>> Start Data extract
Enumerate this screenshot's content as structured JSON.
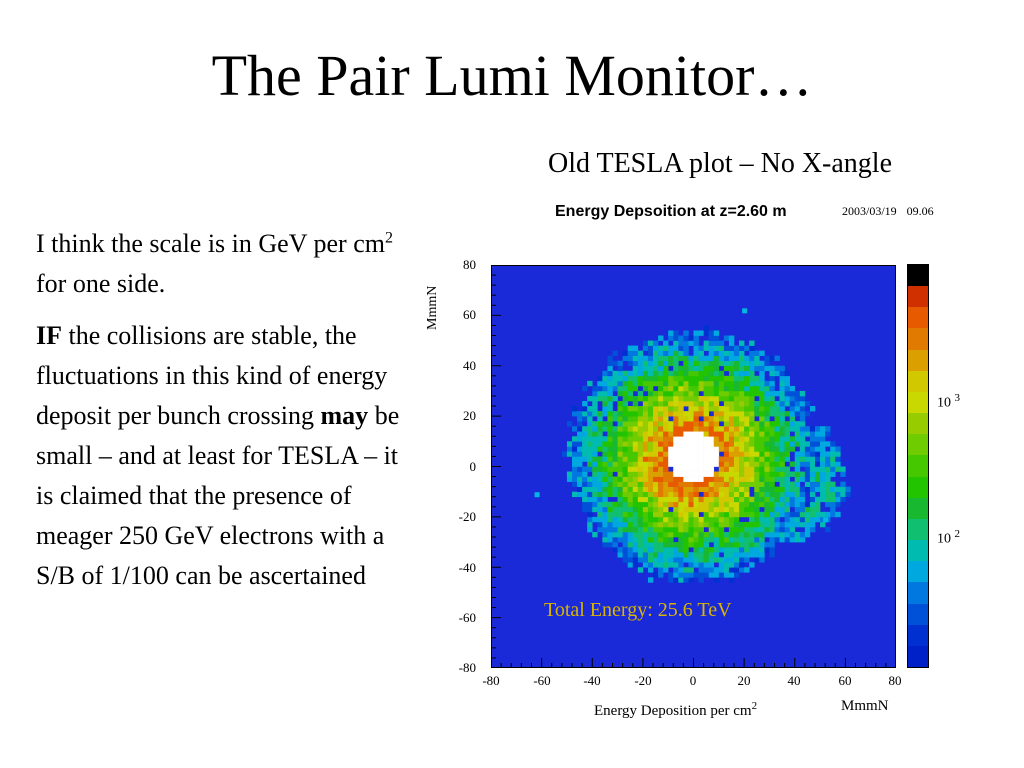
{
  "slide": {
    "title": "The Pair Lumi Monitor…",
    "subtitle": "Old TESLA plot – No X-angle",
    "para1": {
      "text_before_sup": "I think the scale is in GeV per cm",
      "sup": "2",
      "text_after_sup": " for one side."
    },
    "para2": {
      "bold1": "IF",
      "text1": " the collisions are stable, the fluctuations in this kind of energy deposit per bunch crossing ",
      "bold2": "may",
      "text2": " be small – and at least for TESLA – it is claimed that the presence of meager 250 GeV electrons with a S/B of 1/100 can be ascertained"
    }
  },
  "chart_data": {
    "type": "heatmap",
    "title": "Energy Depsoition at z=2.60 m",
    "date_stamp": "2003/03/19",
    "time_stamp": "09.06",
    "xlabel": "Energy Deposition per cm",
    "xlabel_sup": "2",
    "x_unit": "MmmN",
    "ylabel": "MmmN",
    "xlim": [
      -80,
      80
    ],
    "ylim": [
      -80,
      80
    ],
    "x_ticks": [
      "-80",
      "-60",
      "-40",
      "-20",
      "0",
      "20",
      "40",
      "60",
      "80"
    ],
    "y_ticks": [
      "80",
      "60",
      "40",
      "20",
      "0",
      "-20",
      "-40",
      "-60",
      "-80"
    ],
    "colorbar_labels": [
      {
        "base": "10",
        "exp": "3"
      },
      {
        "base": "10",
        "exp": "2"
      }
    ],
    "colorbar_palette": [
      "#000000",
      "#d03000",
      "#e85a00",
      "#e07a00",
      "#dba000",
      "#d2c800",
      "#c8d800",
      "#96cc00",
      "#6ecc00",
      "#46c800",
      "#22c400",
      "#18b830",
      "#10c070",
      "#00bcb0",
      "#00a8e0",
      "#0078e0",
      "#0050d8",
      "#0030d0",
      "#0020c8"
    ],
    "background_color": "#1a2ad8",
    "annotation": "Total Energy: 25.6 TeV",
    "ring": {
      "center": [
        0,
        4
      ],
      "inner_radius": 10,
      "peak_radius": 12,
      "outer_radius": 47
    },
    "tail": {
      "center": [
        34,
        -5
      ],
      "radius": 24
    },
    "isolated_points": [
      [
        20,
        62
      ],
      [
        -62,
        -11
      ],
      [
        52,
        -21
      ]
    ]
  }
}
>> End Data extract
◆ **Short problem**:
Copy each line in full and exactly, omitting any picture.

◆ **Exercise result**:
Enumerate this screenshot's content as structured JSON.
{
  "slide": {
    "title": "The Pair Lumi Monitor…",
    "subtitle": "Old TESLA plot – No X-angle",
    "para1": {
      "text_before_sup": "I think the scale is in GeV per cm",
      "sup": "2",
      "text_after_sup": " for one side."
    },
    "para2": {
      "bold1": "IF",
      "text1": " the collisions are stable, the fluctuations in this kind of energy deposit per bunch crossing ",
      "bold2": "may",
      "text2": " be small – and at least for TESLA – it is claimed that the presence of meager 250 GeV electrons with a S/B of 1/100 can be ascertained"
    }
  },
  "chart_data": {
    "type": "heatmap",
    "title": "Energy Depsoition at z=2.60 m",
    "date_stamp": "2003/03/19",
    "time_stamp": "09.06",
    "xlabel": "Energy Deposition per cm",
    "xlabel_sup": "2",
    "x_unit": "MmmN",
    "ylabel": "MmmN",
    "xlim": [
      -80,
      80
    ],
    "ylim": [
      -80,
      80
    ],
    "x_ticks": [
      "-80",
      "-60",
      "-40",
      "-20",
      "0",
      "20",
      "40",
      "60",
      "80"
    ],
    "y_ticks": [
      "80",
      "60",
      "40",
      "20",
      "0",
      "-20",
      "-40",
      "-60",
      "-80"
    ],
    "colorbar_labels": [
      {
        "base": "10",
        "exp": "3"
      },
      {
        "base": "10",
        "exp": "2"
      }
    ],
    "colorbar_palette": [
      "#000000",
      "#d03000",
      "#e85a00",
      "#e07a00",
      "#dba000",
      "#d2c800",
      "#c8d800",
      "#96cc00",
      "#6ecc00",
      "#46c800",
      "#22c400",
      "#18b830",
      "#10c070",
      "#00bcb0",
      "#00a8e0",
      "#0078e0",
      "#0050d8",
      "#0030d0",
      "#0020c8"
    ],
    "background_color": "#1a2ad8",
    "annotation": "Total Energy: 25.6 TeV",
    "ring": {
      "center": [
        0,
        4
      ],
      "inner_radius": 10,
      "peak_radius": 12,
      "outer_radius": 47
    },
    "tail": {
      "center": [
        34,
        -5
      ],
      "radius": 24
    },
    "isolated_points": [
      [
        20,
        62
      ],
      [
        -62,
        -11
      ],
      [
        52,
        -21
      ]
    ]
  }
}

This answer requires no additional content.